(begin)

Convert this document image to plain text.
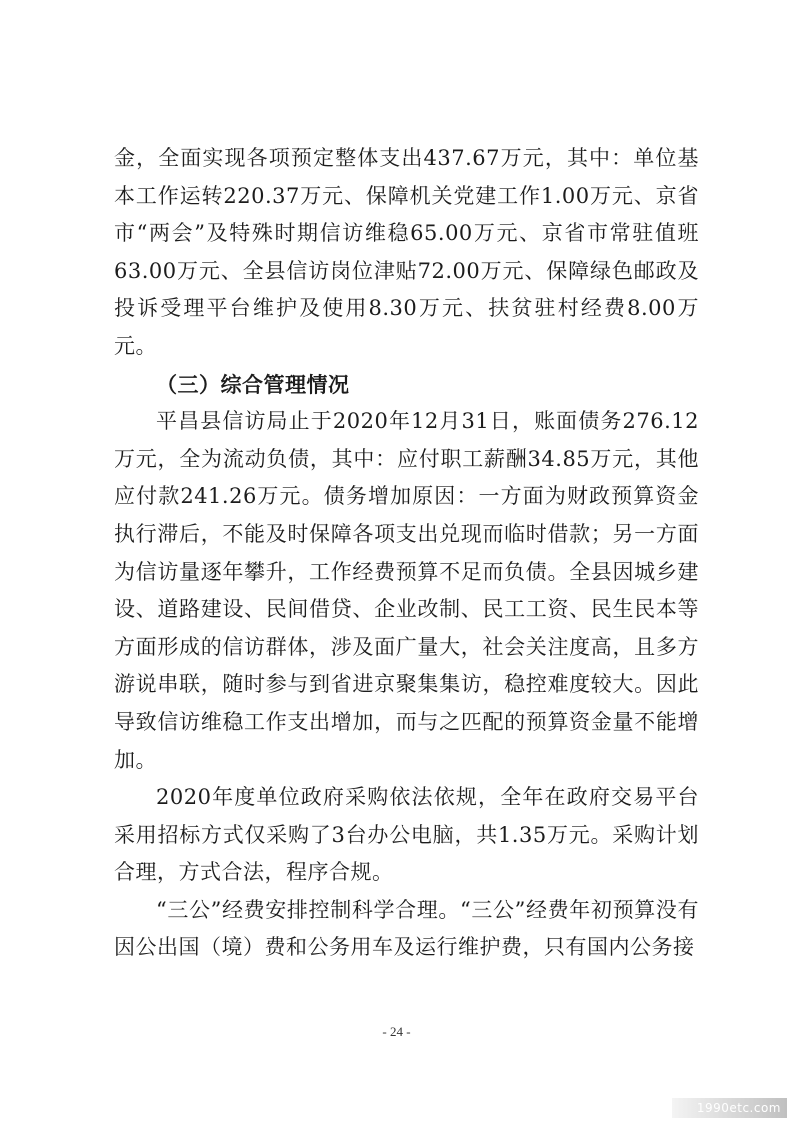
金，全面实现各项预定整体支出437.67万元，其中：单位基本工作运转220.37万元、保障机关党建工作1.00万元、京省市“两会”及特殊时期信访维稳65.00万元、京省市常驻值班63.00万元、全县信访岗位津贴72.00万元、保障绿色邮政及投诉受理平台维护及使用8.30万元、扶贫驻村经费8.00万元。

（三）综合管理情况

平昌县信访局止于2020年12月31日，账面债务276.12万元，全为流动负债，其中：应付职工薪酬34.85万元，其他应付款241.26万元。债务增加原因：一方面为财政预算资金执行滞后，不能及时保障各项支出兑现而临时借款；另一方面为信访量逐年攀升，工作经费预算不足而负债。全县因城乡建设、道路建设、民间借贷、企业改制、民工工资、民生民本等方面形成的信访群体，涉及面广量大，社会关注度高，且多方游说串联，随时参与到省进京聚集集访，稳控难度较大。因此导致信访维稳工作支出增加，而与之匹配的预算资金量不能增加。

2020年度单位政府采购依法依规，全年在政府交易平台采用招标方式仅采购了3台办公电脑，共1.35万元。采购计划合理，方式合法，程序合规。

“三公”经费安排控制科学合理。“三公”经费年初预算没有因公出国（境）费和公务用车及运行维护费，只有国内公务接

- 24 -
1990etc.com
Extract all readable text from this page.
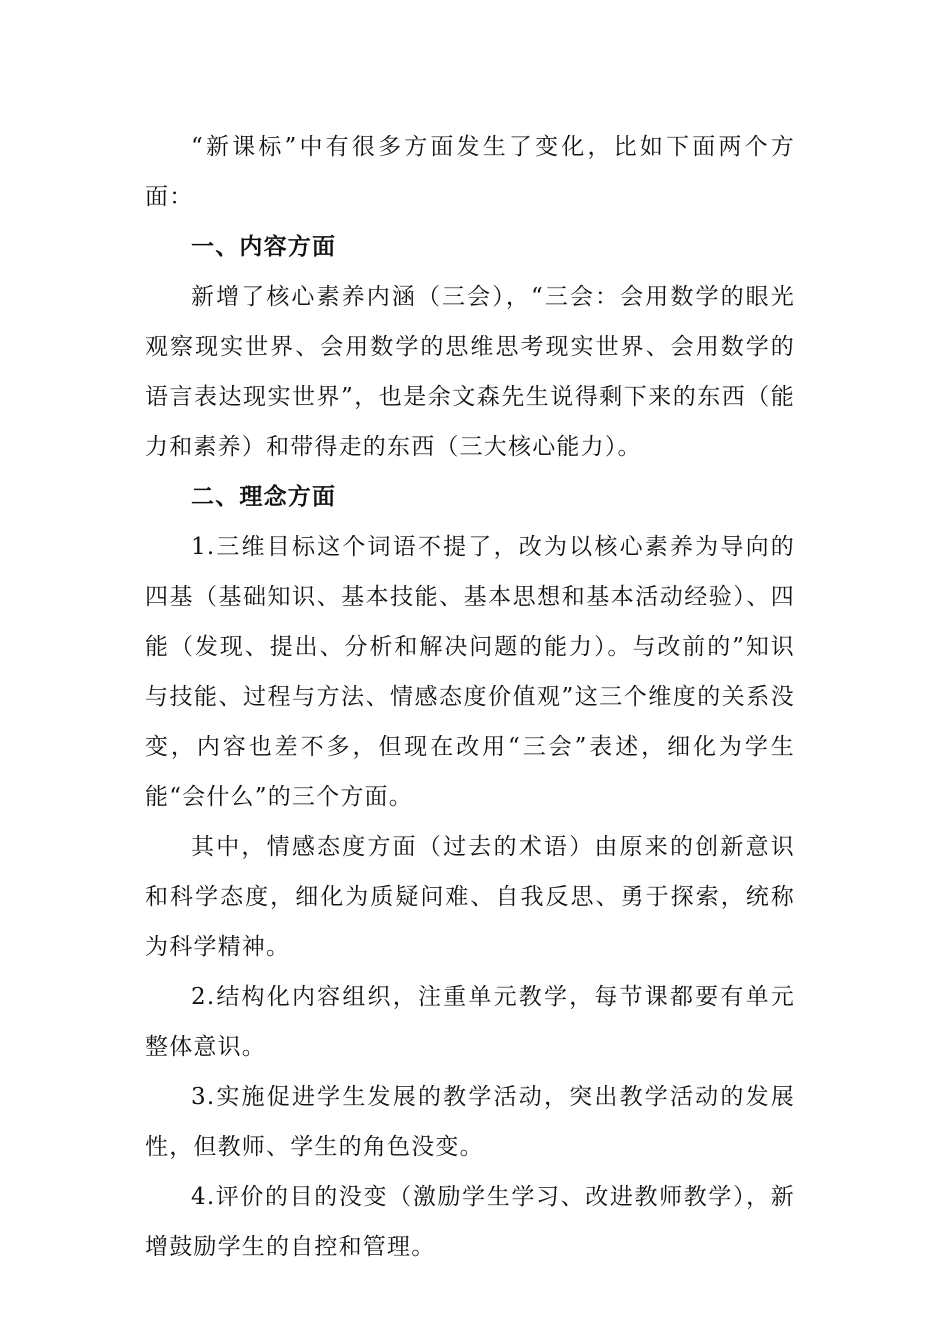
“新课标”中有很多方面发生了变化，比如下面两个方面：

一、内容方面

新增了核心素养内涵（三会），“三会：会用数学的眼光观察现实世界、会用数学的思维思考现实世界、会用数学的语言表达现实世界”，也是余文森先生说得剩下来的东西（能力和素养）和带得走的东西（三大核心能力）。

二、理念方面

1.三维目标这个词语不提了，改为以核心素养为导向的四基（基础知识、基本技能、基本思想和基本活动经验）、四能（发现、提出、分析和解决问题的能力）。与改前的”知识与技能、过程与方法、情感态度价值观”这三个维度的关系没变，内容也差不多，但现在改用“三会”表述，细化为学生能“会什么”的三个方面。

其中，情感态度方面（过去的术语）由原来的创新意识和科学态度，细化为质疑问难、自我反思、勇于探索，统称为科学精神。

2.结构化内容组织，注重单元教学，每节课都要有单元整体意识。

3.实施促进学生发展的教学活动，突出教学活动的发展性，但教师、学生的角色没变。

4.评价的目的没变（激励学生学习、改进教师教学），新增鼓励学生的自控和管理。
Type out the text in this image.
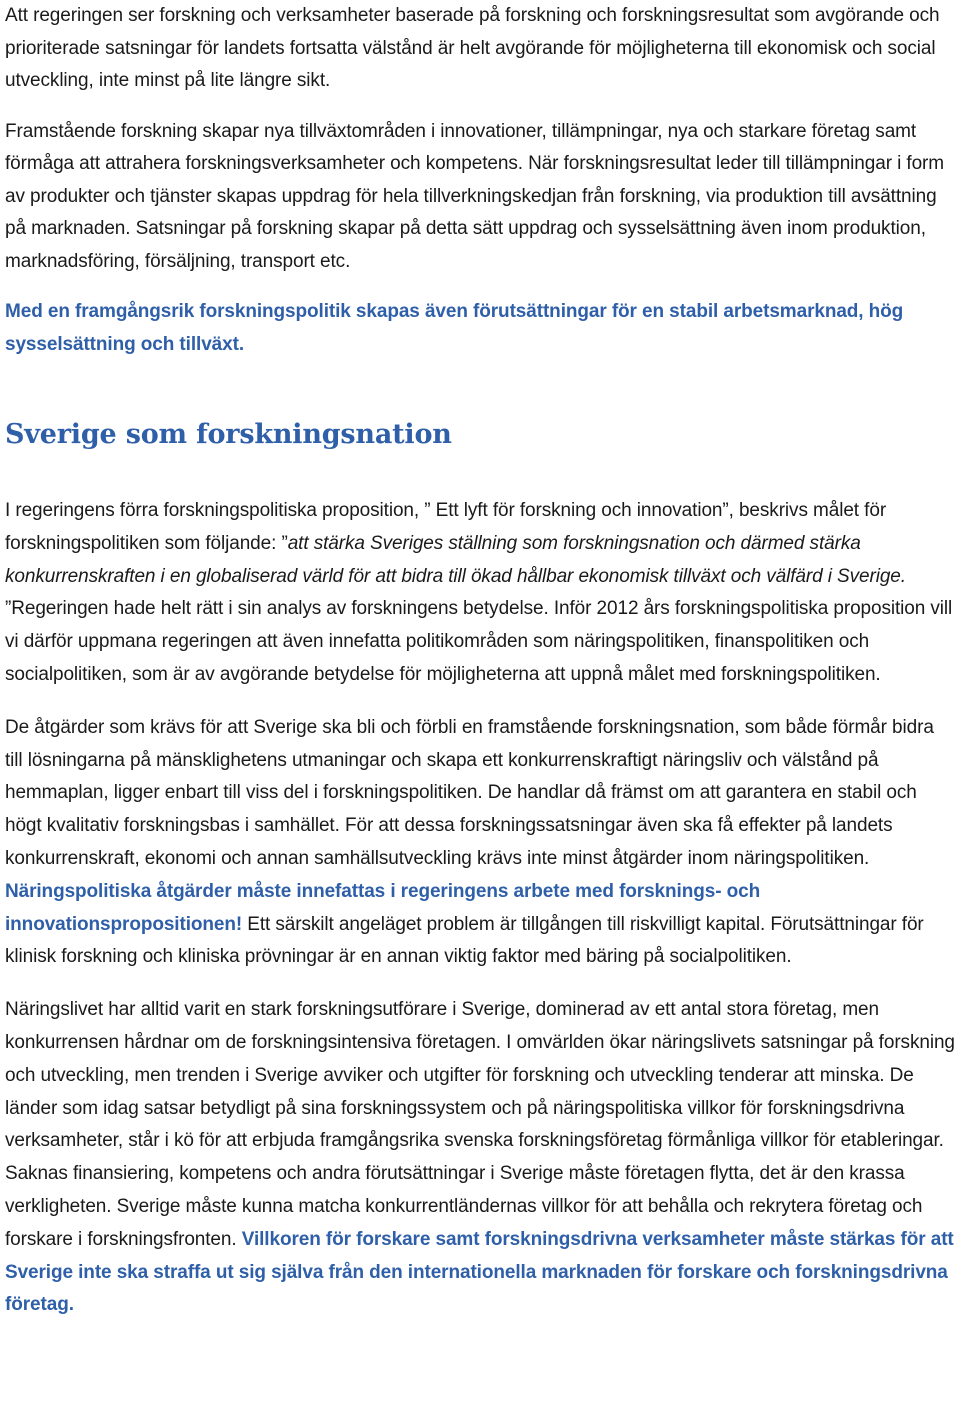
Att regeringen ser forskning och verksamheter baserade på forskning och forskningsresultat som avgörande och prioriterade satsningar för landets fortsatta välstånd är helt avgörande för möjligheterna till ekonomisk och social utveckling, inte minst på lite längre sikt.

Framstående forskning skapar nya tillväxtområden i innovationer, tillämpningar, nya och starkare företag samt förmåga att attrahera forskningsverksamheter och kompetens. När forskningsresultat leder till tillämpningar i form av produkter och tjänster skapas uppdrag för hela tillverkningskedjan från forskning, via produktion till avsättning på marknaden. Satsningar på forskning skapar på detta sätt uppdrag och sysselsättning även inom produktion, marknadsföring, försäljning, transport etc.

Med en framgångsrik forskningspolitik skapas även förutsättningar för en stabil arbetsmarknad, hög sysselsättning och tillväxt.

Sverige som forskningsnation

I regeringens förra forskningspolitiska proposition, ” Ett lyft för forskning och innovation”, beskrivs målet för forskningspolitiken som följande: ”att stärka Sveriges ställning som forskningsnation och därmed stärka konkurrenskraften i en globaliserad värld för att bidra till ökad hållbar ekonomisk tillväxt och välfärd i Sverige. ”Regeringen hade helt rätt i sin analys av forskningens betydelse. Inför 2012 års forskningspolitiska proposition vill vi därför uppmana regeringen att även innefatta politikområden som näringspolitiken, finanspolitiken och socialpolitiken, som är av avgörande betydelse för möjligheterna att uppnå målet med forskningspolitiken.

De åtgärder som krävs för att Sverige ska bli och förbli en framstående forskningsnation, som både förmår bidra till lösningarna på mänsklighetens utmaningar och skapa ett konkurrenskraftigt näringsliv och välstånd på hemmaplan, ligger enbart till viss del i forskningspolitiken. De handlar då främst om att garantera en stabil och högt kvalitativ forskningsbas i samhället. För att dessa forskningssatsningar även ska få effekter på landets konkurrenskraft, ekonomi och annan samhällsutveckling krävs inte minst åtgärder inom näringspolitiken. Näringspolitiska åtgärder måste innefattas i regeringens arbete med forsknings- och innovationspropositionen! Ett särskilt angeläget problem är tillgången till riskvilligt kapital. Förutsättningar för klinisk forskning och kliniska prövningar är en annan viktig faktor med bäring på socialpolitiken.

Näringslivet har alltid varit en stark forskningsutförare i Sverige, dominerad av ett antal stora företag, men konkurrensen hårdnar om de forskningsintensiva företagen. I omvärlden ökar näringslivets satsningar på forskning och utveckling, men trenden i Sverige avviker och utgifter för forskning och utveckling tenderar att minska. De länder som idag satsar betydligt på sina forskningssystem och på näringspolitiska villkor för forskningsdrivna verksamheter, står i kö för att erbjuda framgångsrika svenska forskningsföretag förmånliga villkor för etableringar. Saknas finansiering, kompetens och andra förutsättningar i Sverige måste företagen flytta, det är den krassa verkligheten. Sverige måste kunna matcha konkurrentländernas villkor för att behålla och rekrytera företag och forskare i forskningsfronten. Villkoren för forskare samt forskningsdrivna verksamheter måste stärkas för att Sverige inte ska straffa ut sig själva från den internationella marknaden för forskare och forskningsdrivna företag.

(end)

● **Aim**: Pick out all lines containing the string "skapas".

● **Result of this exercise**:
Framstående forskning skapar nya tillväxtområden i innovationer, tillämpningar, nya och starkare företag samt förmåga att attrahera forskningsverksamheter och kompetens. När forskningsresultat leder till tillämpningar i form av produkter och tjänster skapas uppdrag för hela tillverkningskedjan från forskning, via produktion till avsättning på marknaden. Satsningar på forskning skapar på detta sätt uppdrag och sysselsättning även inom produktion, marknadsföring, försäljning, transport etc.
Med en framgångsrik forskningspolitik skapas även förutsättningar för en stabil arbetsmarknad, hög sysselsättning och tillväxt.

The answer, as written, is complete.